* _Task details_: Scan the following material for the string "Deployment" and copy each line in which it appears.

* _Supplied data_:
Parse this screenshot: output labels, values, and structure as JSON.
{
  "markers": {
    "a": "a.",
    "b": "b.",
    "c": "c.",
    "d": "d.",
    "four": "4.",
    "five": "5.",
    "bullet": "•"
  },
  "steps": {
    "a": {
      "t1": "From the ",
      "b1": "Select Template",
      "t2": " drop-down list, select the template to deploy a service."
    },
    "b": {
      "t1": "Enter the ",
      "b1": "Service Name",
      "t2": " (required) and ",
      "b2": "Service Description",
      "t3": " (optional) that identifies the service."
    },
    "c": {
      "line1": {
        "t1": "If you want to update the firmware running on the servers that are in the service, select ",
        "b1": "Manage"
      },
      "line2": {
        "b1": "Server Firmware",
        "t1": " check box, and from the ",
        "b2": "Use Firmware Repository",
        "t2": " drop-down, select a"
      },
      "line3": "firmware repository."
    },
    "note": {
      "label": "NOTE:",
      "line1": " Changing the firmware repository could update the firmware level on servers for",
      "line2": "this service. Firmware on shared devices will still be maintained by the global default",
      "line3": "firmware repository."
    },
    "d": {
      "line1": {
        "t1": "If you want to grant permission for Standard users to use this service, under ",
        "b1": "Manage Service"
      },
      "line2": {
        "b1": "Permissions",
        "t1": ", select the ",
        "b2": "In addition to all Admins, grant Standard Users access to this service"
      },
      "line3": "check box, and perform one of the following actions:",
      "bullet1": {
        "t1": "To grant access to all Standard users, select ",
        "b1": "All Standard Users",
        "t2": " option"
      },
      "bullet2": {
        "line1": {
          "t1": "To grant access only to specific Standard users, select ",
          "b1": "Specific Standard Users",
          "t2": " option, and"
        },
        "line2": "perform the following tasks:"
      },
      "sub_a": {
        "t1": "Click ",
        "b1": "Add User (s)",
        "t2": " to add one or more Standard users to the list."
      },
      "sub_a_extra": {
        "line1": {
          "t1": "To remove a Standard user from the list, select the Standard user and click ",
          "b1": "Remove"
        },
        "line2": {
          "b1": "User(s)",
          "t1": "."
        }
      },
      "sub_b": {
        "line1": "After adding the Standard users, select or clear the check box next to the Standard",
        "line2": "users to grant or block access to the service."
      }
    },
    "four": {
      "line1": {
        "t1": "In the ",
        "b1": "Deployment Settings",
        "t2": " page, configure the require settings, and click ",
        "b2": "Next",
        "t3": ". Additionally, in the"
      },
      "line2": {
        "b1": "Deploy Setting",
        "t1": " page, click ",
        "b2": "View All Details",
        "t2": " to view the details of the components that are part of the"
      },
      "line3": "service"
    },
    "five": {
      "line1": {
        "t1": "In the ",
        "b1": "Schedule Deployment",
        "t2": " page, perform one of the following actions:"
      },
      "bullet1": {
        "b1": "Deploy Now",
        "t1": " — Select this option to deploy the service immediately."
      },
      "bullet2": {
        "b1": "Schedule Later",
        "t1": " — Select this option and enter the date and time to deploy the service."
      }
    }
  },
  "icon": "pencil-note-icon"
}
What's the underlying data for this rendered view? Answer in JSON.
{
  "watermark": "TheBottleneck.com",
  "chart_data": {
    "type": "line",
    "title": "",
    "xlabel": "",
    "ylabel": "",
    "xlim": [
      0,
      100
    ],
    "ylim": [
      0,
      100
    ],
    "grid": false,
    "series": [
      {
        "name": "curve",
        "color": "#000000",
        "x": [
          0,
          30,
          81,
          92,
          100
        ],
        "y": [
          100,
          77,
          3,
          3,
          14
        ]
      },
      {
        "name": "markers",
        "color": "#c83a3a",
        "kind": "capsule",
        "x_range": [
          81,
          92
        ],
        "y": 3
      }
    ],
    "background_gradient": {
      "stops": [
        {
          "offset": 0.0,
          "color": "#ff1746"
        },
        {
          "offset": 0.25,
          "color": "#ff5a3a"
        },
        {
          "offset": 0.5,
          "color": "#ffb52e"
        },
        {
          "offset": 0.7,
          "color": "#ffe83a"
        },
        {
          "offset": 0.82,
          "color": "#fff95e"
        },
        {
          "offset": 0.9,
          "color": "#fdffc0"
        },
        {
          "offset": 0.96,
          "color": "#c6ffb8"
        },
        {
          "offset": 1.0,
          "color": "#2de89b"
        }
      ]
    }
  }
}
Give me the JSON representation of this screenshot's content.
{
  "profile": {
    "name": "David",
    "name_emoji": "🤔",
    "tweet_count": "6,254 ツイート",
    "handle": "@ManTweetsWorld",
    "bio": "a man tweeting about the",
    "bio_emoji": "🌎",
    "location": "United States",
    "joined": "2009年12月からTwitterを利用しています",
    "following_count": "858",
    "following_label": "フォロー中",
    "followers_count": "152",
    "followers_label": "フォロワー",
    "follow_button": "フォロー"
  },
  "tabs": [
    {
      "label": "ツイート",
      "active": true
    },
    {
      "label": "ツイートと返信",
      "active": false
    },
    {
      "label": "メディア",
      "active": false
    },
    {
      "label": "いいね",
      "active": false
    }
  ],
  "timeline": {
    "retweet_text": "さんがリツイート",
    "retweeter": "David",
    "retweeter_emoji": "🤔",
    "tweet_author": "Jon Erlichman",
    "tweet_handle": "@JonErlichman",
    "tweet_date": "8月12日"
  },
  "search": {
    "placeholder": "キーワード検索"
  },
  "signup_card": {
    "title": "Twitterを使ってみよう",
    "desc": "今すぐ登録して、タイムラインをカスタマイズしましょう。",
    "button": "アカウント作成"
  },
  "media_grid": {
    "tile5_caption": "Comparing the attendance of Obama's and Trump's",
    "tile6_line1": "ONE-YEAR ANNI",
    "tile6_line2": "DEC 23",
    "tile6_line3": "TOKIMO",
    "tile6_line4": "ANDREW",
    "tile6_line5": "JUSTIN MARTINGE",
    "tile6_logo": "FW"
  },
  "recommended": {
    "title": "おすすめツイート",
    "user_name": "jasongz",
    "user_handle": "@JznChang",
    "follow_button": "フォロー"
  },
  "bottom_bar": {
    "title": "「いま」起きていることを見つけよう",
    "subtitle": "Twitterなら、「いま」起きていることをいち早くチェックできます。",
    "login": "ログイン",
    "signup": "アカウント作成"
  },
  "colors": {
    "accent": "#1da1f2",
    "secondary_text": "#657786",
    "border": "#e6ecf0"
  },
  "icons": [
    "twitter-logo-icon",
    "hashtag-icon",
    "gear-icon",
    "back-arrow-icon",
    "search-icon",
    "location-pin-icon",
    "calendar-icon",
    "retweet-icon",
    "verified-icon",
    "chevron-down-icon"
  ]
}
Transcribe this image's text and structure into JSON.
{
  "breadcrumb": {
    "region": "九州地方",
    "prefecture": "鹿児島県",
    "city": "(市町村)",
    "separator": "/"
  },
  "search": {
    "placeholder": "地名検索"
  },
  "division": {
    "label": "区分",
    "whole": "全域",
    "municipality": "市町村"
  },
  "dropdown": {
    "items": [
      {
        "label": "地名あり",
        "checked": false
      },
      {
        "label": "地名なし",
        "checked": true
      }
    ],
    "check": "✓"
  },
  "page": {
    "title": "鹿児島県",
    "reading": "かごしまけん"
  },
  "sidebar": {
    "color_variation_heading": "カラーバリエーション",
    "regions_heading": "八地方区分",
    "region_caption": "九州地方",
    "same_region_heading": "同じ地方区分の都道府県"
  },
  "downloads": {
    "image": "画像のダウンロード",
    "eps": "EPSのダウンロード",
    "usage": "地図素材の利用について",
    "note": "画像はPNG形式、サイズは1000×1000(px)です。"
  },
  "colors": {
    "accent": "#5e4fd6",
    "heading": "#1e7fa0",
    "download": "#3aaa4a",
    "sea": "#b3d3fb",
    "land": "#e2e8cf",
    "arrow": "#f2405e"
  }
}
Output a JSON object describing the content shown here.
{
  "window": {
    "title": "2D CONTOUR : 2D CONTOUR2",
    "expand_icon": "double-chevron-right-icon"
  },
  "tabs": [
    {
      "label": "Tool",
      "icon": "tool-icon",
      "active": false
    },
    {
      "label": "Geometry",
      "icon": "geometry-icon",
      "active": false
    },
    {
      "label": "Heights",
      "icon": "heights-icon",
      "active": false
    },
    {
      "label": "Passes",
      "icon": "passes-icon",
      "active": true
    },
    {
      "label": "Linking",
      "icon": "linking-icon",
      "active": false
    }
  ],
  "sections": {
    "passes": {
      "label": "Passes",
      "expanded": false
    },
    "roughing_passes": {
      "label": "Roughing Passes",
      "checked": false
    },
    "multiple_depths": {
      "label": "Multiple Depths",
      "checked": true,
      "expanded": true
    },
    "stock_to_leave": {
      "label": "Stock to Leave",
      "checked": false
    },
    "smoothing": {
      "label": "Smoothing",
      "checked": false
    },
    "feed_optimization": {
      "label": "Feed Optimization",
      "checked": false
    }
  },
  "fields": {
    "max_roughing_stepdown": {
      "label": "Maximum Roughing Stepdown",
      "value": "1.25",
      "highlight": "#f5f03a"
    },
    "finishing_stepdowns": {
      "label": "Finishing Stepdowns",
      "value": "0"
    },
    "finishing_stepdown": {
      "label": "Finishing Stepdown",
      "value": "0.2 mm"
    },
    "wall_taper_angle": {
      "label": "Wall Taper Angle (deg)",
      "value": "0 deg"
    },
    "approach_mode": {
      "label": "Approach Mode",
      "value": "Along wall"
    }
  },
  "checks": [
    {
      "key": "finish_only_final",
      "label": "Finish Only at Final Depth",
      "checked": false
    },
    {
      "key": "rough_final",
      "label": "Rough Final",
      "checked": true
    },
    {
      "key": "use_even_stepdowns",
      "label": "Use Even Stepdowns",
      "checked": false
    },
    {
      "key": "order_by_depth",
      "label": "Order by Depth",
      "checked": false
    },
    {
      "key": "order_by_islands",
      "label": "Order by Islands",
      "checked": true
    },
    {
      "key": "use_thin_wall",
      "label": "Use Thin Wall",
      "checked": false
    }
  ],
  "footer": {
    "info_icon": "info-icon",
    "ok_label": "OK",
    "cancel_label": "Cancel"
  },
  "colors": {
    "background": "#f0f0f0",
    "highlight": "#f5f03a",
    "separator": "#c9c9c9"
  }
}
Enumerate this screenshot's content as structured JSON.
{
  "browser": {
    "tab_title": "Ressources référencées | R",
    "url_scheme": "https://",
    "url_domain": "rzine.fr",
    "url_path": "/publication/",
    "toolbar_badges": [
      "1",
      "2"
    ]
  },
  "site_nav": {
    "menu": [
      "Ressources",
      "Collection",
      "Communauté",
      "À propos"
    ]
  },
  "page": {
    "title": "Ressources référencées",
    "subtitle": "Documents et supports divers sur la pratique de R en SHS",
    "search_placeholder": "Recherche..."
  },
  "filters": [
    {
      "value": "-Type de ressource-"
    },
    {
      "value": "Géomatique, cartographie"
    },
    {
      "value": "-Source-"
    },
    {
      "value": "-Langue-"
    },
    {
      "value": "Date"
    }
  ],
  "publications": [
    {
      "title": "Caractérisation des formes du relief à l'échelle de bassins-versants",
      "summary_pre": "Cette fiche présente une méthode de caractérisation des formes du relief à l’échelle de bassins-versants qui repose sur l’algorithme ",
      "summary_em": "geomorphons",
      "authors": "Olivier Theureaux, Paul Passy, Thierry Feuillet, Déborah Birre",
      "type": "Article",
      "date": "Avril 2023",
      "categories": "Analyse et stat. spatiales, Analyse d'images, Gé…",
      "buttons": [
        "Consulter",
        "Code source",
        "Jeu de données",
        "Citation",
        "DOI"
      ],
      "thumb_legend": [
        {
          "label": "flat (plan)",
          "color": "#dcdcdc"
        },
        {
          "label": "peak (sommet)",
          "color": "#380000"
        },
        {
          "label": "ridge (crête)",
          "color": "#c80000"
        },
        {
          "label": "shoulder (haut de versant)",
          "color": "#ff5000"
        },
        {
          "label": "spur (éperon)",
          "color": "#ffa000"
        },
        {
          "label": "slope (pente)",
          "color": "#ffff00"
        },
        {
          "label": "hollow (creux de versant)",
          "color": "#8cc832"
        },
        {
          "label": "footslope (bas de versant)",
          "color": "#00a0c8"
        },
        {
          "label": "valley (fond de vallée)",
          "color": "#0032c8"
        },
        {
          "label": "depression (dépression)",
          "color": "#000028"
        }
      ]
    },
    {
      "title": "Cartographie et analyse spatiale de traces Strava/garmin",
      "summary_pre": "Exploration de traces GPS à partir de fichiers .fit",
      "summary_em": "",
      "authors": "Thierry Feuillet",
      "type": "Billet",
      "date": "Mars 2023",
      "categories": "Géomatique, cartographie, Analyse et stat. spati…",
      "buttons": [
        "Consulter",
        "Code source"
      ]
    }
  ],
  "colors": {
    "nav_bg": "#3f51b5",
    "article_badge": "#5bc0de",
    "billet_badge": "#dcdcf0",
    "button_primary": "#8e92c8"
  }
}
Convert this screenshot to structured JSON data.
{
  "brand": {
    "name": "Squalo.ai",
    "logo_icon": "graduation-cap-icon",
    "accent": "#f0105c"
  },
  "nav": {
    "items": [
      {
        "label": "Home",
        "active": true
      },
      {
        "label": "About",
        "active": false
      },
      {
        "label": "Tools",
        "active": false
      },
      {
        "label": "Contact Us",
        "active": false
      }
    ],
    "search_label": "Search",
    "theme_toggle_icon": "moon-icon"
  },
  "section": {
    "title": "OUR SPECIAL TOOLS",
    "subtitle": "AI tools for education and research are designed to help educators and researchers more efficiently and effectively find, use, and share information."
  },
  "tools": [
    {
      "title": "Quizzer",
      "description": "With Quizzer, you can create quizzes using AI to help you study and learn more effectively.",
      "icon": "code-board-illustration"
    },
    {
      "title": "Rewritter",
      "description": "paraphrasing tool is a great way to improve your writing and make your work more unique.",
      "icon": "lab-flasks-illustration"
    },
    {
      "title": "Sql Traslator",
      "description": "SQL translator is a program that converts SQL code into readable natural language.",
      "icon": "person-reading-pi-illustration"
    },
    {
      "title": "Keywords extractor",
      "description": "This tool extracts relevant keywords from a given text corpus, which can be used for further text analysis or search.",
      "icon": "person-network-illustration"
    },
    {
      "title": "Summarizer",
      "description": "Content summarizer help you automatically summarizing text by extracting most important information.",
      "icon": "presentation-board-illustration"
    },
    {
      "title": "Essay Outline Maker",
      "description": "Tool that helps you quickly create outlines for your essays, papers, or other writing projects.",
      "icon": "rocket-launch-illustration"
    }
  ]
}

* _Reply_:
        "b1": "Deployment Settings",
        "b1": "Schedule Deployment",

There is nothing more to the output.